◆ Task requirements
In the data, extract each line that holds the string "name".
----------
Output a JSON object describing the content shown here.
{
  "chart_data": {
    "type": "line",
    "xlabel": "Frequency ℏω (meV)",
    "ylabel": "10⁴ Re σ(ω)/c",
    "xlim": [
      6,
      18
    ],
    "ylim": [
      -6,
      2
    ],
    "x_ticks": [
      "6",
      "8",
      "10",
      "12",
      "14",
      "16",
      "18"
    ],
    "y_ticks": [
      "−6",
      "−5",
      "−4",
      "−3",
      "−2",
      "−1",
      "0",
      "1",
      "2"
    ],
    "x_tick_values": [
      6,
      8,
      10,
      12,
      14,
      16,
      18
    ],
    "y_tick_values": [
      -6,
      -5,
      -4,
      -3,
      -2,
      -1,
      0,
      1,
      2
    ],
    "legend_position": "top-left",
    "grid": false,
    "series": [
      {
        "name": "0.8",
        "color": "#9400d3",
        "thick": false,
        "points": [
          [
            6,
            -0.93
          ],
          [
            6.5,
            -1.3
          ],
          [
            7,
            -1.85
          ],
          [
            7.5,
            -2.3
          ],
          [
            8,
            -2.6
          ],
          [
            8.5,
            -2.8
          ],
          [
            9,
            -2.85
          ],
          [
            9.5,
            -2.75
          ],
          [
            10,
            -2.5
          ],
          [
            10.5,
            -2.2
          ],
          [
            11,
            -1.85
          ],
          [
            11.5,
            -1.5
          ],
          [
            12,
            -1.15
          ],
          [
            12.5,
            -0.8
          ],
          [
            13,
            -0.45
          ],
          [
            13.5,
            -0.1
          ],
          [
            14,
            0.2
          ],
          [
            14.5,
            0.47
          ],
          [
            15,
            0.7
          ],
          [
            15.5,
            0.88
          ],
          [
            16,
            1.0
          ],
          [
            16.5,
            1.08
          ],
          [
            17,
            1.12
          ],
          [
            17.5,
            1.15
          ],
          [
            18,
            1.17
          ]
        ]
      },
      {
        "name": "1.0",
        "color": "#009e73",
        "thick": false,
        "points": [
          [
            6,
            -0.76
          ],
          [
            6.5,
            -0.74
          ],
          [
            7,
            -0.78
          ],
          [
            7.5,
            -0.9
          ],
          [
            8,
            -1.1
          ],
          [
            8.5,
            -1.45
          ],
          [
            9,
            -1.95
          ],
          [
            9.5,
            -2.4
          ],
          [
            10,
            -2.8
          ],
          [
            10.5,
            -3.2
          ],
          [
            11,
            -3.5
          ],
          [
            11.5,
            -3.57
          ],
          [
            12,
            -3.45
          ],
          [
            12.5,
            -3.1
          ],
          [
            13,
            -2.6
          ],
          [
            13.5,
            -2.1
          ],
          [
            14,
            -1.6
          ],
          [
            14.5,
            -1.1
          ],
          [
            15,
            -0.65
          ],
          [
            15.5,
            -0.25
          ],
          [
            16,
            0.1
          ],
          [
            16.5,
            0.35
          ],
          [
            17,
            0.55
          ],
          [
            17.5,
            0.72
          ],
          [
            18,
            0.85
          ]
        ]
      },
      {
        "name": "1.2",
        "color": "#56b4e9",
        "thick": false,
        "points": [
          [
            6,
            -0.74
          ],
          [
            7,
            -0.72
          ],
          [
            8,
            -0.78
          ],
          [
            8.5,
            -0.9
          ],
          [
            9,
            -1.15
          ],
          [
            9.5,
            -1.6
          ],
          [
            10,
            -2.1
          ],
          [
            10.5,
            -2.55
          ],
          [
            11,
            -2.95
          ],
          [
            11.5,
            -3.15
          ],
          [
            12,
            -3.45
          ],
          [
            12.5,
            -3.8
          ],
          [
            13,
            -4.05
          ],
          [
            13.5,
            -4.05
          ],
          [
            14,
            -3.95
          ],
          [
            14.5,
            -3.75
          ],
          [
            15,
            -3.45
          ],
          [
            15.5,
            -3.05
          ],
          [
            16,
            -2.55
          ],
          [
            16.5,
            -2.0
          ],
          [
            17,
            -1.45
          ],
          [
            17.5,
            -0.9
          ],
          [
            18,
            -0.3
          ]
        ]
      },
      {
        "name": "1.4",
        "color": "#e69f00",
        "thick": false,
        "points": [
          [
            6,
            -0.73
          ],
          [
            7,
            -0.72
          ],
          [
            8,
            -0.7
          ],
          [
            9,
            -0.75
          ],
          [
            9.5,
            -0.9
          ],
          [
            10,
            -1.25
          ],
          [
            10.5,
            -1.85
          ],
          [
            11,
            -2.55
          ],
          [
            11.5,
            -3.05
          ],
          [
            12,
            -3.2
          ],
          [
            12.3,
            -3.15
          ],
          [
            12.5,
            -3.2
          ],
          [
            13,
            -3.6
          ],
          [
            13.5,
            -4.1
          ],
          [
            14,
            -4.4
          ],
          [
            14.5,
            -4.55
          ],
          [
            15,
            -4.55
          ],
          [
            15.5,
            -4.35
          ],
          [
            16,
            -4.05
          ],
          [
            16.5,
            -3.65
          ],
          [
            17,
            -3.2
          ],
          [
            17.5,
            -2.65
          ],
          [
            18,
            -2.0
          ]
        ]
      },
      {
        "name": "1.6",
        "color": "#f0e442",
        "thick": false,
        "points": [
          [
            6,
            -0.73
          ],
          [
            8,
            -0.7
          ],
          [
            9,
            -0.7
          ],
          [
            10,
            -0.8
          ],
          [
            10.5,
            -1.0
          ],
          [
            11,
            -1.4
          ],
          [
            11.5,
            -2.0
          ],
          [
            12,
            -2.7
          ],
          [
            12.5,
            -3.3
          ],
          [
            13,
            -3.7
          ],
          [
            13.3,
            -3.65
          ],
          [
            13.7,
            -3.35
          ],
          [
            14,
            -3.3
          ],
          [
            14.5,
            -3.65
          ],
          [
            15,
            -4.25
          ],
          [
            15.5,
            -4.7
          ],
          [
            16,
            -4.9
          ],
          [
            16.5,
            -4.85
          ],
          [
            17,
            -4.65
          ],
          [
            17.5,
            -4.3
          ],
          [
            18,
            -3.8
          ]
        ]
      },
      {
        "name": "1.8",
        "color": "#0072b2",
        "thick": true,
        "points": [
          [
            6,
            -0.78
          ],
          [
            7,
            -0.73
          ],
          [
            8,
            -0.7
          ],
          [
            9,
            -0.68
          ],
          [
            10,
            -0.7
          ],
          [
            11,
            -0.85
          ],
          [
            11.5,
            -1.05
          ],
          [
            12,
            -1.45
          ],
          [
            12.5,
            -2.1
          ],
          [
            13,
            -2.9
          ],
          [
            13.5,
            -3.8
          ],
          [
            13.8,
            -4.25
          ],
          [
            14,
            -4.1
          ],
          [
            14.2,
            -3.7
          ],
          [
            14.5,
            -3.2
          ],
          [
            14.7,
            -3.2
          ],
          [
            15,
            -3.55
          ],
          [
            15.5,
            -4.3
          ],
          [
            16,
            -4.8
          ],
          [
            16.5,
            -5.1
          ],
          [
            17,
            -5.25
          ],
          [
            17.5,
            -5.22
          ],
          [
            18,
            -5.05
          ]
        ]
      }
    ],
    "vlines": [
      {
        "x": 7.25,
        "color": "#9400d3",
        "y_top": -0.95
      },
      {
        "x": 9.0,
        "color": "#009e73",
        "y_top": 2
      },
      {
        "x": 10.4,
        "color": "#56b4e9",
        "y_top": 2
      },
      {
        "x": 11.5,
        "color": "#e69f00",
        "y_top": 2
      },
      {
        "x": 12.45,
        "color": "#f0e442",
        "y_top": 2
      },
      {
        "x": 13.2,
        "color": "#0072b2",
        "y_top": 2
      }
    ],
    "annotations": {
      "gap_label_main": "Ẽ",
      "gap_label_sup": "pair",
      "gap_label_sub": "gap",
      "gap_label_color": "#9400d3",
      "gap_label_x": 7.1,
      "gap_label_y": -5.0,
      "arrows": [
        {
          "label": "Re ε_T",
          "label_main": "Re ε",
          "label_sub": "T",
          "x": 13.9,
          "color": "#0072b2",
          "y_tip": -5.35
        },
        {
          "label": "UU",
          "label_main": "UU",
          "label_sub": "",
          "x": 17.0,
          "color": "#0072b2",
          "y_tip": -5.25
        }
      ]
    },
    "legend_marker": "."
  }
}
----------
◆ Full answer
        "name": "0.8",
        "name": "1.0",
        "name": "1.2",
        "name": "1.4",
        "name": "1.6",
        "name": "1.8",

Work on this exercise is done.